* [Set problem]:
Return the lines below that carry the word "battle".

_ _ _

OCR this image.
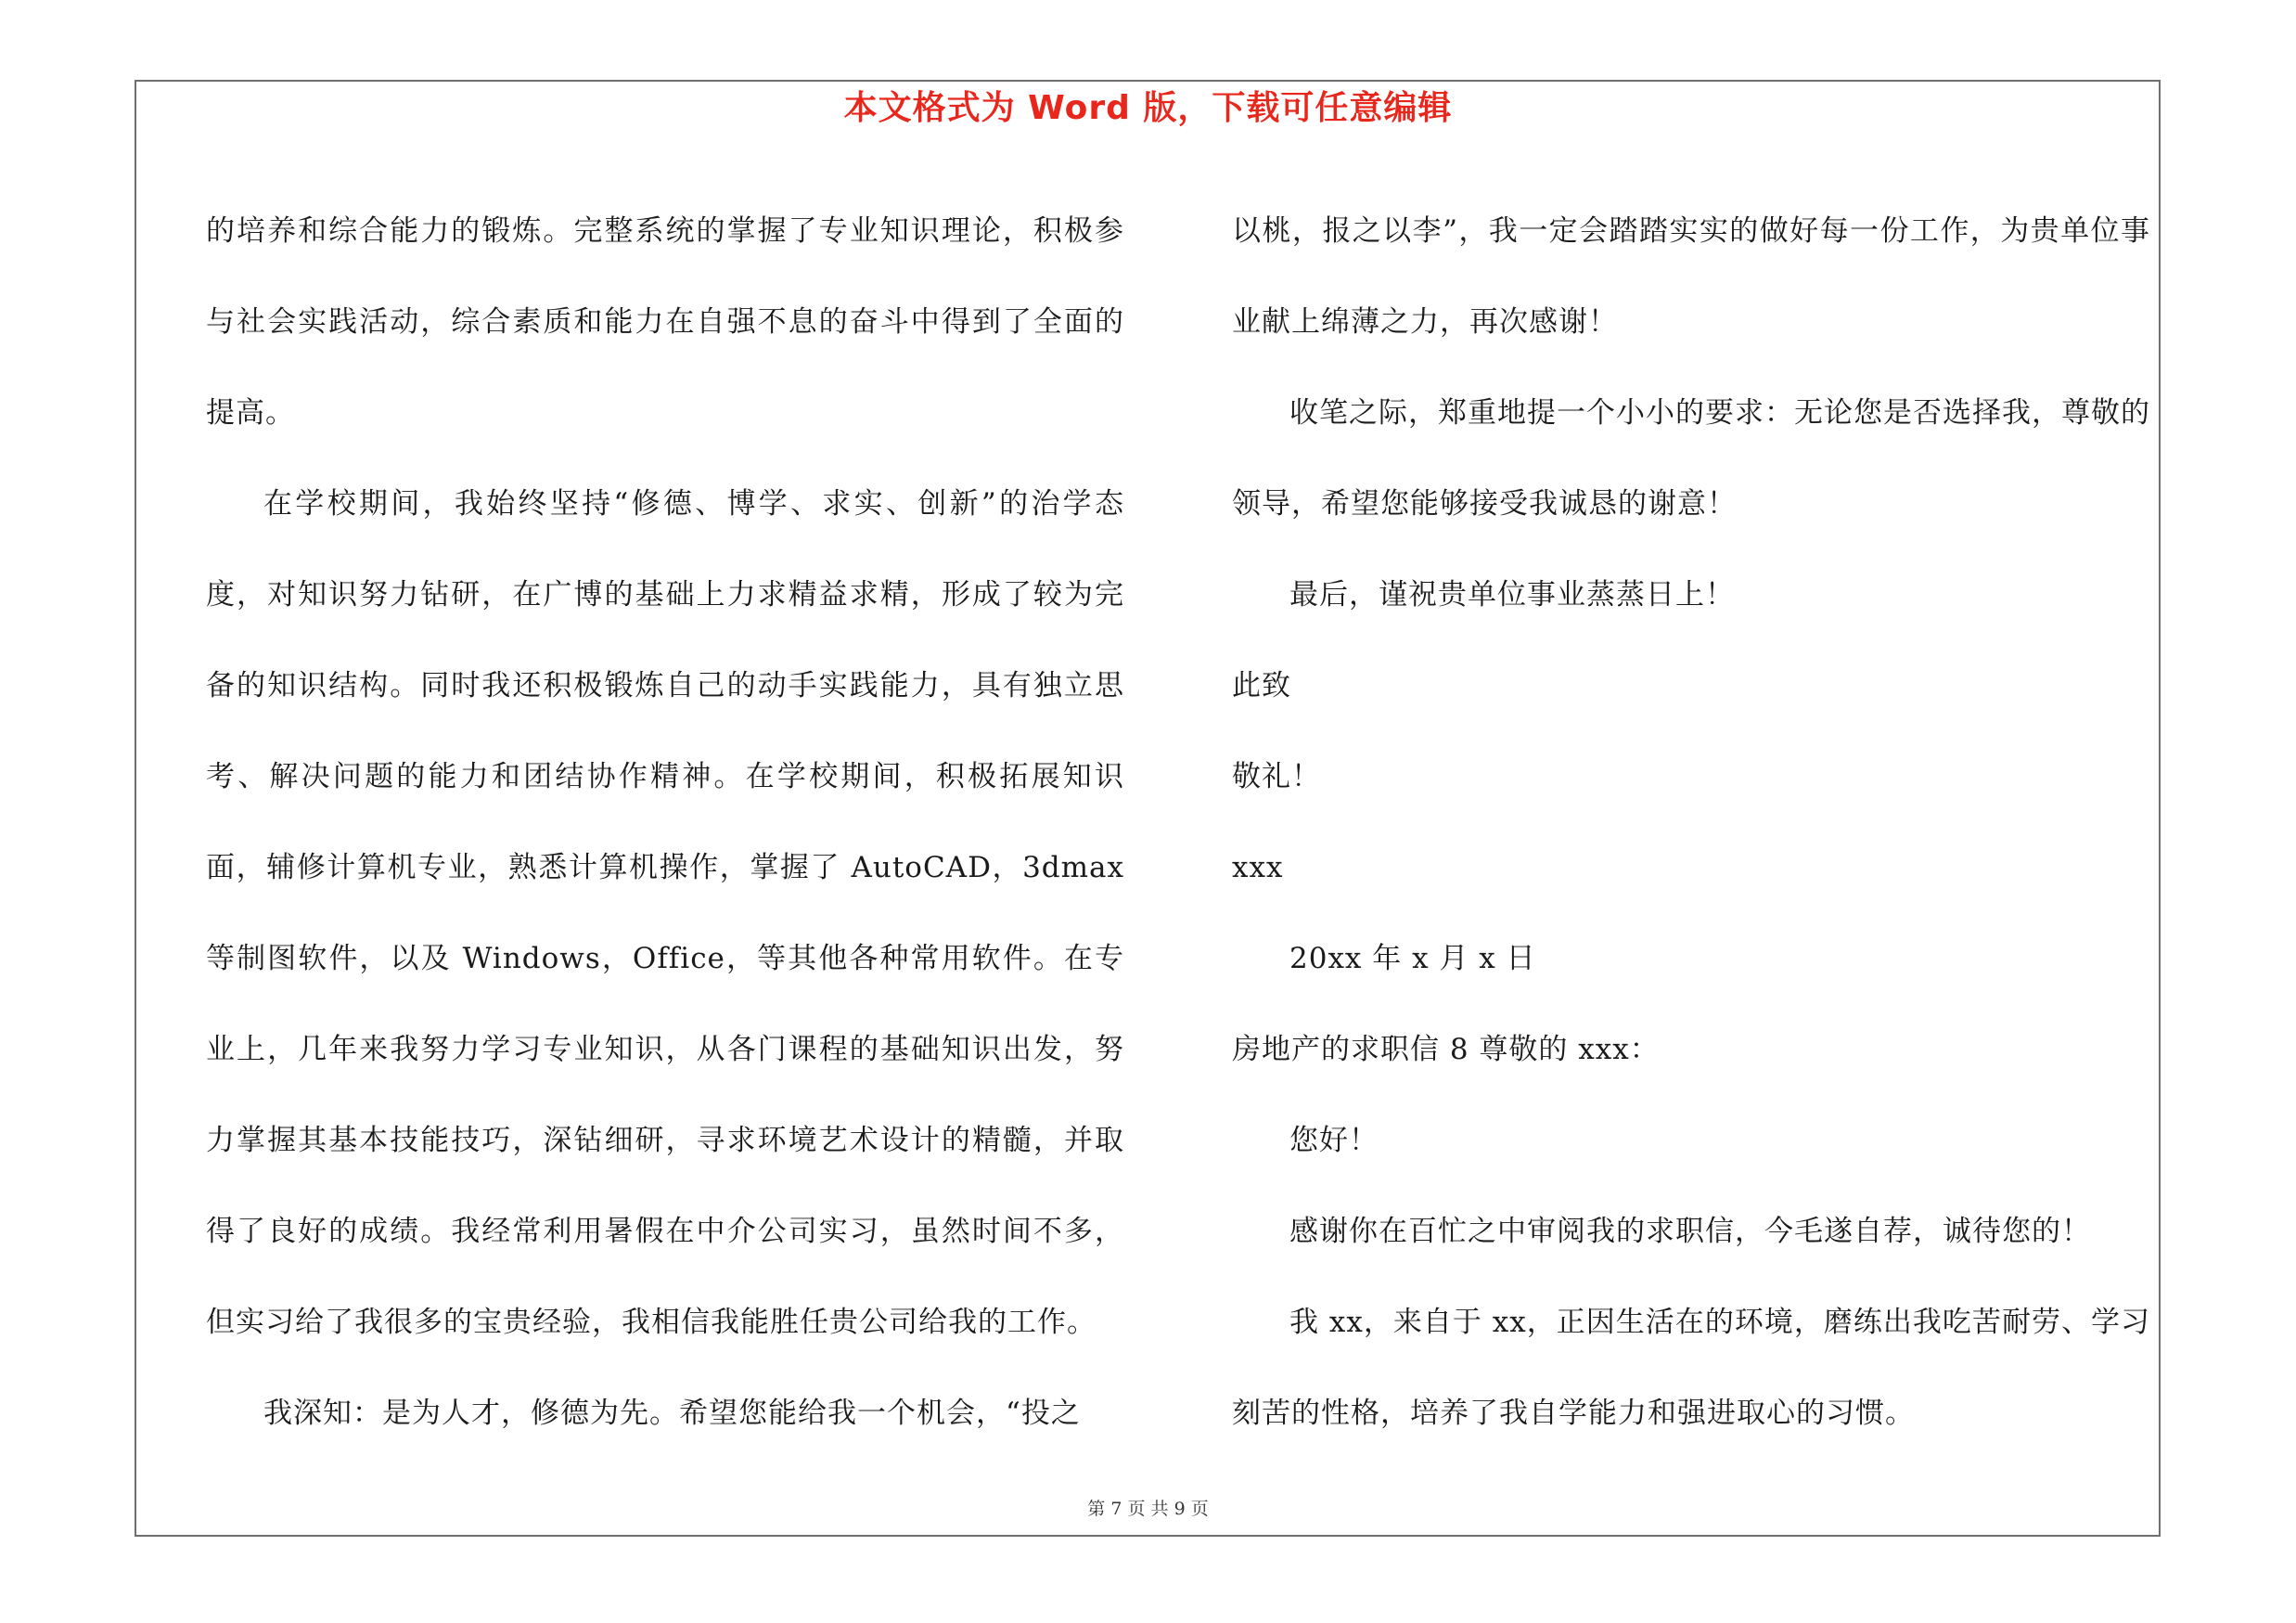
本文格式为 Word 版，下载可任意编辑

的培养和综合能力的锻炼。完整系统的掌握了专业知识理论，积极参与社会实践活动，综合素质和能力在自强不息的奋斗中得到了全面的提高。

在学校期间，我始终坚持“修德、博学、求实、创新”的治学态度，对知识努力钻研，在广博的基础上力求精益求精，形成了较为完备的知识结构。同时我还积极锻炼自己的动手实践能力，具有独立思考、解决问题的能力和团结协作精神。在学校期间，积极拓展知识面，辅修计算机专业，熟悉计算机操作，掌握了 AutoCAD，3dmax 等制图软件，以及 Windows，Office，等其他各种常用软件。在专业上，几年来我努力学习专业知识，从各门课程的基础知识出发，努力掌握其基本技能技巧，深钻细研，寻求环境艺术设计的精髓，并取得了良好的成绩。我经常利用暑假在中介公司实习，虽然时间不多，但实习给了我很多的宝贵经验，我相信我能胜任贵公司给我的工作。

我深知：是为人才，修德为先。希望您能给我一个机会，“投之

以桃，报之以李”，我一定会踏踏实实的做好每一份工作，为贵单位事业献上绵薄之力，再次感谢！

收笔之际，郑重地提一个小小的要求：无论您是否选择我，尊敬的领导，希望您能够接受我诚恳的谢意！

最后，谨祝贵单位事业蒸蒸日上！

此致

敬礼！

xxx

20xx 年 x 月 x 日

房地产的求职信 8 尊敬的 xxx：

您好！

感谢你在百忙之中审阅我的求职信，今毛遂自荐，诚待您的！

我 xx，来自于 xx，正因生活在的环境，磨练出我吃苦耐劳、学习刻苦的性格，培养了我自学能力和强进取心的习惯。

第 7 页 共 9 页
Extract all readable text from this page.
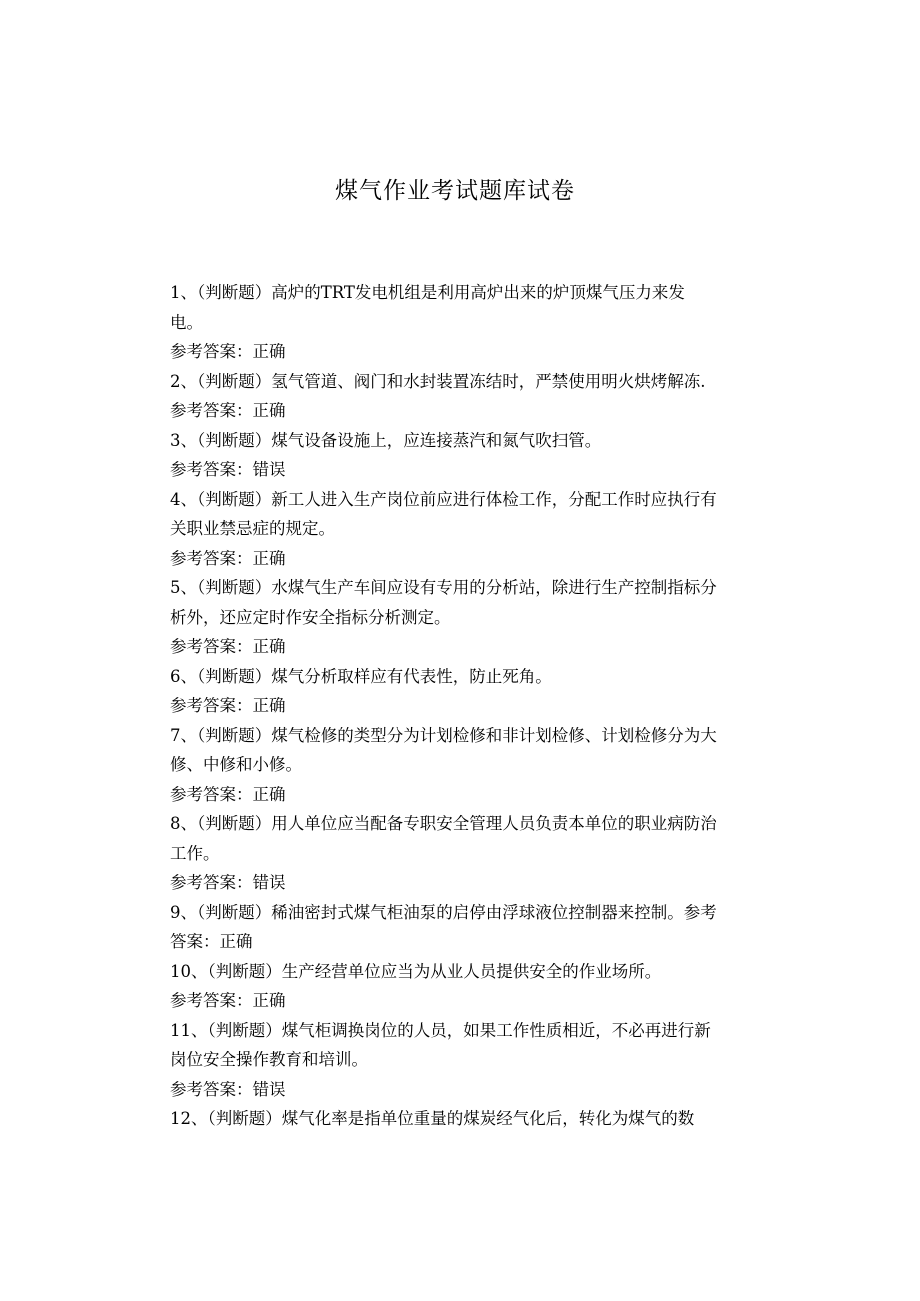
煤气作业考试题库试卷
1、（判断题）高炉的TRT发电机组是利用高炉出来的炉顶煤气压力来发
电。
参考答案：正确
2、（判断题）氢气管道、阀门和水封装置冻结时，严禁使用明火烘烤解冻.
参考答案：正确
3、（判断题）煤气设备设施上，应连接蒸汽和氮气吹扫管。
参考答案：错误
4、（判断题）新工人进入生产岗位前应进行体检工作，分配工作时应执行有
关职业禁忌症的规定。
参考答案：正确
5、（判断题）水煤气生产车间应设有专用的分析站，除进行生产控制指标分
析外，还应定时作安全指标分析测定。
参考答案：正确
6、（判断题）煤气分析取样应有代表性，防止死角。
参考答案：正确
7、（判断题）煤气检修的类型分为计划检修和非计划检修、计划检修分为大
修、中修和小修。
参考答案：正确
8、（判断题）用人单位应当配备专职安全管理人员负责本单位的职业病防治
工作。
参考答案：错误
9、（判断题）稀油密封式煤气柜油泵的启停由浮球液位控制器来控制。参考
答案：正确
10、（判断题）生产经营单位应当为从业人员提供安全的作业场所。
参考答案：正确
11、（判断题）煤气柜调换岗位的人员，如果工作性质相近，不必再进行新
岗位安全操作教育和培训。
参考答案：错误
12、（判断题）煤气化率是指单位重量的煤炭经气化后，转化为煤气的数
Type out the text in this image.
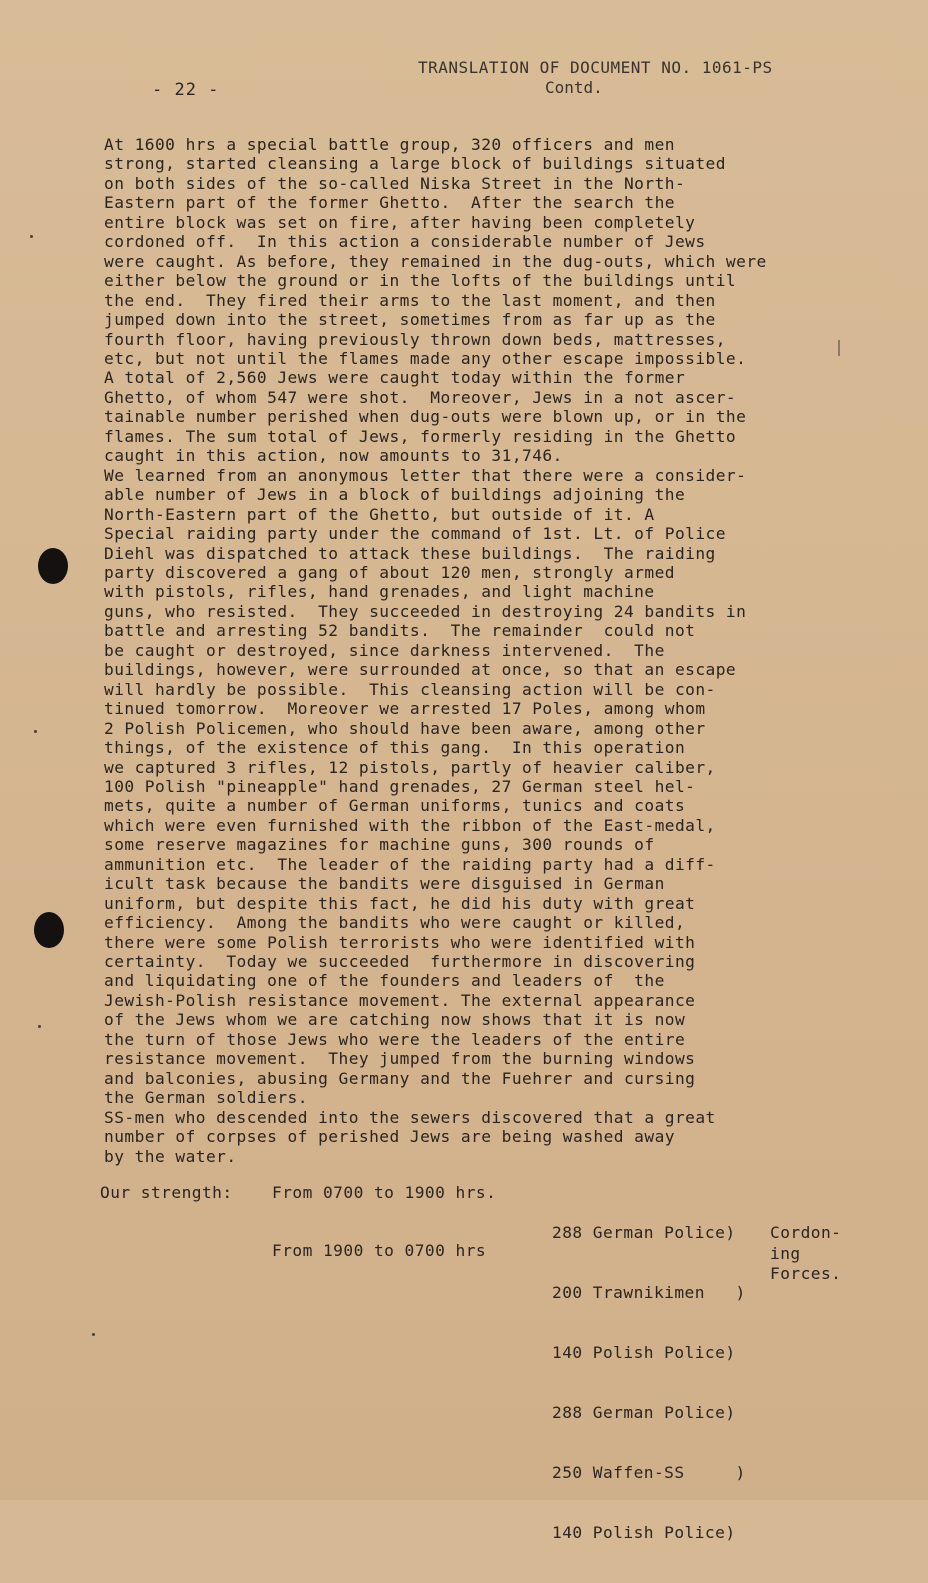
- 22 -
TRANSLATION OF DOCUMENT NO. 1061-PS
Contd.
At 1600 hrs a special battle group, 320 officers and men
strong, started cleansing a large block of buildings situated
on both sides of the so-called Niska Street in the North-
Eastern part of the former Ghetto.  After the search the
entire block was set on fire, after having been completely
cordoned off.  In this action a considerable number of Jews
were caught. As before, they remained in the dug-outs, which were
either below the ground or in the lofts of the buildings until
the end.  They fired their arms to the last moment, and then
jumped down into the street, sometimes from as far up as the
fourth floor, having previously thrown down beds, mattresses,
etc, but not until the flames made any other escape impossible.
A total of 2,560 Jews were caught today within the former
Ghetto, of whom 547 were shot.  Moreover, Jews in a not ascer-
tainable number perished when dug-outs were blown up, or in the
flames. The sum total of Jews, formerly residing in the Ghetto
caught in this action, now amounts to 31,746.
We learned from an anonymous letter that there were a consider-
able number of Jews in a block of buildings adjoining the
North-Eastern part of the Ghetto, but outside of it. A
Special raiding party under the command of 1st. Lt. of Police
Diehl was dispatched to attack these buildings.  The raiding
party discovered a gang of about 120 men, strongly armed
with pistols, rifles, hand grenades, and light machine
guns, who resisted.  They succeeded in destroying 24 bandits in
battle and arresting 52 bandits.  The remainder  could not
be caught or destroyed, since darkness intervened.  The
buildings, however, were surrounded at once, so that an escape
will hardly be possible.  This cleansing action will be con-
tinued tomorrow.  Moreover we arrested 17 Poles, among whom
2 Polish Policemen, who should have been aware, among other
things, of the existence of this gang.  In this operation
we captured 3 rifles, 12 pistols, partly of heavier caliber,
100 Polish "pineapple" hand grenades, 27 German steel hel-
mets, quite a number of German uniforms, tunics and coats
which were even furnished with the ribbon of the East-medal,
some reserve magazines for machine guns, 300 rounds of
ammunition etc.  The leader of the raiding party had a diff-
icult task because the bandits were disguised in German
uniform, but despite this fact, he did his duty with great
efficiency.  Among the bandits who were caught or killed,
there were some Polish terrorists who were identified with
certainty.  Today we succeeded  furthermore in discovering
and liquidating one of the founders and leaders of  the
Jewish-Polish resistance movement. The external appearance
of the Jews whom we are catching now shows that it is now
the turn of those Jews who were the leaders of the entire
resistance movement.  They jumped from the burning windows
and balconies, abusing Germany and the Fuehrer and cursing
the German soldiers.
SS-men who descended into the sewers discovered that a great
number of corpses of perished Jews are being washed away
by the water.

Our strength:

From 0700 to 1900 hrs.

From 1900 to 0700 hrs

288 German Police)

200 Trawnikimen   )

140 Polish Police)

288 German Police)

250 Waffen-SS     )

140 Polish Police)

Cordon-
ing
Forces.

_ _ _

* [Worked solution]:
At 1600 hrs a special battle group, 320 officers and men
battle and arresting 52 bandits.  The remainder  could not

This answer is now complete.